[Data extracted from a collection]
────────────────────────────────────────

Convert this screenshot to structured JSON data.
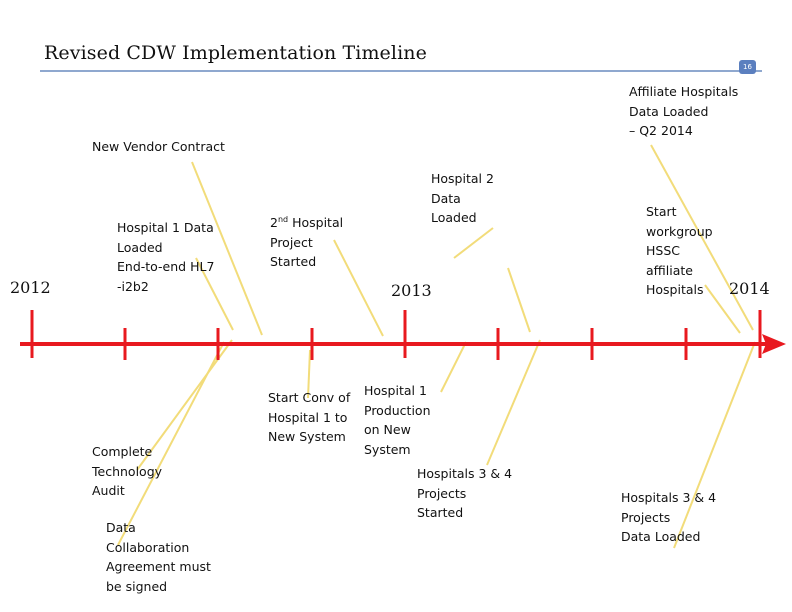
{
  "slide": {
    "title": "Revised CDW Implementation Timeline",
    "page_number": "16"
  },
  "years": {
    "y2012": "2012",
    "y2013": "2013",
    "y2014": "2014"
  },
  "events_above": {
    "affiliate_loaded": "Affiliate Hospitals\nData Loaded\n– Q2 2014",
    "new_vendor": "New Vendor Contract",
    "hosp1_loaded": "Hospital 1 Data\nLoaded\nEnd-to-end HL7\n-i2b2",
    "second_hospital_prefix": "2",
    "second_hospital_sup": "nd",
    "second_hospital_rest": " Hospital\nProject\nStarted",
    "hosp2_loaded": "Hospital 2\nData\nLoaded",
    "workgroup": "Start\nworkgroup\nHSSC\naffiliate\nHospitals"
  },
  "events_below": {
    "tech_audit": "Complete\nTechnology\nAudit",
    "data_agreement": "Data\nCollaboration\nAgreement must\nbe signed",
    "start_conv": "Start Conv of\nHospital 1 to\nNew System",
    "hosp1_prod": "Hospital 1\nProduction\non New\nSystem",
    "hosp34_started": "Hospitals 3 & 4\nProjects\nStarted",
    "hosp34_loaded": "Hospitals 3 & 4\nProjects\nData Loaded"
  },
  "colors": {
    "timeline": "#e8191f",
    "callout_line": "#f2dc7a",
    "title_rule": "#8fa8cf",
    "badge": "#5b7fbf"
  }
}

────────────────────────────────────────

**Set task**
Collect from the data above every line that includes "nProjects".

**Written response**
    "hosp34_started": "Hospitals 3 & 4\nProjects\nStarted",
    "hosp34_loaded": "Hospitals 3 & 4\nProjects\nData Loaded"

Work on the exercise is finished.